··· Records shown ···
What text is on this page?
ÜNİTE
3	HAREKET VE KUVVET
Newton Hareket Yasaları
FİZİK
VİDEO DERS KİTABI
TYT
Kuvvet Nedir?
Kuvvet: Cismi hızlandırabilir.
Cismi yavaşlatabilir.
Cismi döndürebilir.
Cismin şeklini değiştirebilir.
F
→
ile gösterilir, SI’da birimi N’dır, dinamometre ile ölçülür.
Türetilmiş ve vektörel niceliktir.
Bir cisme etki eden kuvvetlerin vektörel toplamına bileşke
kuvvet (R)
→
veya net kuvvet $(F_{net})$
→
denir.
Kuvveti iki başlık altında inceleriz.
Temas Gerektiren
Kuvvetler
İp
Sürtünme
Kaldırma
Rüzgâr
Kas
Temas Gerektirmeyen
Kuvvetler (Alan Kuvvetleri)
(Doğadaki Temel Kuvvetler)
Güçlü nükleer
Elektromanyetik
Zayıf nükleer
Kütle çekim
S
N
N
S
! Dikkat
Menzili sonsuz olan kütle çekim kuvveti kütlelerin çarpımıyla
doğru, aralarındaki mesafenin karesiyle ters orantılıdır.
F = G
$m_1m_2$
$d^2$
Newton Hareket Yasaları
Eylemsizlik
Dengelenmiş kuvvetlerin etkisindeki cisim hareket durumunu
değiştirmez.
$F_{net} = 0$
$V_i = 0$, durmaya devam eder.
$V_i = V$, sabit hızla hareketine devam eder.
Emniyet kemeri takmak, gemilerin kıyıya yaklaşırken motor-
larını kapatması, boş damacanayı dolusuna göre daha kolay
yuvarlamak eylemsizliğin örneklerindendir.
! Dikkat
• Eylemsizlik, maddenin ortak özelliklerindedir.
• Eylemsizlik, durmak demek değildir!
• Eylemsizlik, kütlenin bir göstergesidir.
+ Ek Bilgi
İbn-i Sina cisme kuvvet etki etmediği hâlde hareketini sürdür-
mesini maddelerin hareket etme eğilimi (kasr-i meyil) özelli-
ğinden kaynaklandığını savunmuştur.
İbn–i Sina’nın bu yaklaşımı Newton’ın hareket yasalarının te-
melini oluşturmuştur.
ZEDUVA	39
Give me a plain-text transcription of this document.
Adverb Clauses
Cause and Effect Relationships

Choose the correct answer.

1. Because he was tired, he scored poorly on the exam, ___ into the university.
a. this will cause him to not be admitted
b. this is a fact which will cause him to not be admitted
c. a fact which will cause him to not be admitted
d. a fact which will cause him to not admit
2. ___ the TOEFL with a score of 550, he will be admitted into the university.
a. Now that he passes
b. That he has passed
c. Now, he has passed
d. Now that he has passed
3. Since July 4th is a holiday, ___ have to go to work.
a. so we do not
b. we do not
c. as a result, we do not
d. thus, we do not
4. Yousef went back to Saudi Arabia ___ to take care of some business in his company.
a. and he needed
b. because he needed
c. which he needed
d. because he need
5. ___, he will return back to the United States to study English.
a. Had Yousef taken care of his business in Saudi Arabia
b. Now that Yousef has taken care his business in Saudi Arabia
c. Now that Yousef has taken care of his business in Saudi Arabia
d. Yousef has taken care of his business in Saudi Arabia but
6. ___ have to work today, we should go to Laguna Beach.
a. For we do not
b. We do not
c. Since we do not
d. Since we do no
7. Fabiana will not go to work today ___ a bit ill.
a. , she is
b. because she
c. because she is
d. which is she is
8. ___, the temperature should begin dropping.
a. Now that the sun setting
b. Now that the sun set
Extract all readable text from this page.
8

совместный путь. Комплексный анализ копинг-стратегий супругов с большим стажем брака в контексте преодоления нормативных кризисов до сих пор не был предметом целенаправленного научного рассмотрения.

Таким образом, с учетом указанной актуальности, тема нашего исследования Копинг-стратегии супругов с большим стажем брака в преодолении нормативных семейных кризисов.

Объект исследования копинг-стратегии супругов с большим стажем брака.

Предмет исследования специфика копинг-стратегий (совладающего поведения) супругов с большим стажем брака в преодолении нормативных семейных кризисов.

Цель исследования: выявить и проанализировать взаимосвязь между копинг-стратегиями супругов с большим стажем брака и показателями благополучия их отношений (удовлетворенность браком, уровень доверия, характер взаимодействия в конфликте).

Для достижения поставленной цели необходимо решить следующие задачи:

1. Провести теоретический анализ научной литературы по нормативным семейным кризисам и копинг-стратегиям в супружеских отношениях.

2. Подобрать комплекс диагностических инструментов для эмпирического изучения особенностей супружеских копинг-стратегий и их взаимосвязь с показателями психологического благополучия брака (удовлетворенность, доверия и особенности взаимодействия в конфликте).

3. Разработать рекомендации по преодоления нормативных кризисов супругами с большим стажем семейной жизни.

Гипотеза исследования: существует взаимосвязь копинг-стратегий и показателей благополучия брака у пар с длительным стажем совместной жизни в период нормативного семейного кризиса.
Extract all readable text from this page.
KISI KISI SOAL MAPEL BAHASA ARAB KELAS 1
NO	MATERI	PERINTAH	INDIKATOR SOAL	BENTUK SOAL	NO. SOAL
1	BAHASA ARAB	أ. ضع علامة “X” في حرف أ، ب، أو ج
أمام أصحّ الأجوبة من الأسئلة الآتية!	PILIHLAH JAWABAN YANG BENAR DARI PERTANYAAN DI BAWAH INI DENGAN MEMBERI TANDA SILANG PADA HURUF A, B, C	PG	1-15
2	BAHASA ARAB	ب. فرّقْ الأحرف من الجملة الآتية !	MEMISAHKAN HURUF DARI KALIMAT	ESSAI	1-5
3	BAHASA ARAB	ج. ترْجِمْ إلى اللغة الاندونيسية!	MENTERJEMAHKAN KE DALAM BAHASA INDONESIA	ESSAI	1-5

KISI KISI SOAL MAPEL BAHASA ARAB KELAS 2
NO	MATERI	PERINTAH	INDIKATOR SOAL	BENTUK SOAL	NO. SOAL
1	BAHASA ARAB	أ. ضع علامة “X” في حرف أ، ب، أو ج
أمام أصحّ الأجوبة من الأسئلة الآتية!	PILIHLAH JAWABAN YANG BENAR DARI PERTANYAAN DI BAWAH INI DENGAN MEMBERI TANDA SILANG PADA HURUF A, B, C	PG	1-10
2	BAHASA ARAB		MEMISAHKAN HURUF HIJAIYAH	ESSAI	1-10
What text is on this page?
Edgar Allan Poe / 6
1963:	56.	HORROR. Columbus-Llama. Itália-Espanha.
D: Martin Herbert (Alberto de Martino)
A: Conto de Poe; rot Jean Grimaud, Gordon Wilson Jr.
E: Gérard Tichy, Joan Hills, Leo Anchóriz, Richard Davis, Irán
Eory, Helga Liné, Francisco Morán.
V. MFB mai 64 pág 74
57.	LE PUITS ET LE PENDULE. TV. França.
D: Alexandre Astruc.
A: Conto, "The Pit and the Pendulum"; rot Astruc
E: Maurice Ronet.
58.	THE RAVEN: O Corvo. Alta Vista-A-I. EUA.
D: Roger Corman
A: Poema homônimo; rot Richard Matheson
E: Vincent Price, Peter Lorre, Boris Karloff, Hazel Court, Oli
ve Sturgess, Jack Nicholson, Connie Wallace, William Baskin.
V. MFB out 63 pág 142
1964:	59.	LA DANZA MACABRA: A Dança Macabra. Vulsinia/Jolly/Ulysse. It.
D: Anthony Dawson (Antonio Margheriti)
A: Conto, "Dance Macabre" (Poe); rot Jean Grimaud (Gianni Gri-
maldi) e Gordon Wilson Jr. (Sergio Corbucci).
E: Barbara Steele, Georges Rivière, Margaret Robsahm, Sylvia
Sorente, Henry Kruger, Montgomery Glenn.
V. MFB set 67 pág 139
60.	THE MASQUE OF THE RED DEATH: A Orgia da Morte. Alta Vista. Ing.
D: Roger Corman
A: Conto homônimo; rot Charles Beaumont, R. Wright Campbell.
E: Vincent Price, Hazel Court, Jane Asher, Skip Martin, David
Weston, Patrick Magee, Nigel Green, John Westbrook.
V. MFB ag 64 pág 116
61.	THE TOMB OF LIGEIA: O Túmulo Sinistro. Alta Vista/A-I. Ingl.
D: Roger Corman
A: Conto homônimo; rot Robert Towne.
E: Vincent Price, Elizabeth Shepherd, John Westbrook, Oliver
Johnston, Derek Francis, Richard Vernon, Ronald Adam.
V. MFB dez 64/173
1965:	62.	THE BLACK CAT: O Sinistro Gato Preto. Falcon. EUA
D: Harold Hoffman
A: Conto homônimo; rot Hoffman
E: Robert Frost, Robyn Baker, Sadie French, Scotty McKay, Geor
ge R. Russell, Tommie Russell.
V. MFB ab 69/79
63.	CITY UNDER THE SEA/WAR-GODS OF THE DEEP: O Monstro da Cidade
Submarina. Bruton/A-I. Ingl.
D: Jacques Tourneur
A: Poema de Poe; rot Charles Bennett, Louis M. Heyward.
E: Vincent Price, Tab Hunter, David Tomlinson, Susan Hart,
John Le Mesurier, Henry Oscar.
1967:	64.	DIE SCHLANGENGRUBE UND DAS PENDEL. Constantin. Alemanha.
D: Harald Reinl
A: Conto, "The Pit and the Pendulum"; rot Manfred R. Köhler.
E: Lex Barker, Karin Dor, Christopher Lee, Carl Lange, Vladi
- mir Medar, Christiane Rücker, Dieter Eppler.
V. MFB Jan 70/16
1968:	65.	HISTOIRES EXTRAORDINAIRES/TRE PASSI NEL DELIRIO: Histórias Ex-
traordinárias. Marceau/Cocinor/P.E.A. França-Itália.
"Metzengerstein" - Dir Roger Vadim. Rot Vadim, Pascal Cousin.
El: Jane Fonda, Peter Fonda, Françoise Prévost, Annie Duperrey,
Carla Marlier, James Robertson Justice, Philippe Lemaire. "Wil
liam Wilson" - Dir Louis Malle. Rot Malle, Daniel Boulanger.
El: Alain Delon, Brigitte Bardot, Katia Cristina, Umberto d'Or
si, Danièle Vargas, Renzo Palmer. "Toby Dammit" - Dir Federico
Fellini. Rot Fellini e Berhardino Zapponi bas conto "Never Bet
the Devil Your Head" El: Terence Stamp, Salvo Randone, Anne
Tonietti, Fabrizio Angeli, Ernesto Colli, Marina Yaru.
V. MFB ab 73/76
···
What is expected:
From the entries, copy out each line containing the word "Westbrook".

Response:
Weston, Patrick Magee, Nigel Green, John Westbrook.
E: Vincent Price, Elizabeth Shepherd, John Westbrook, Oliver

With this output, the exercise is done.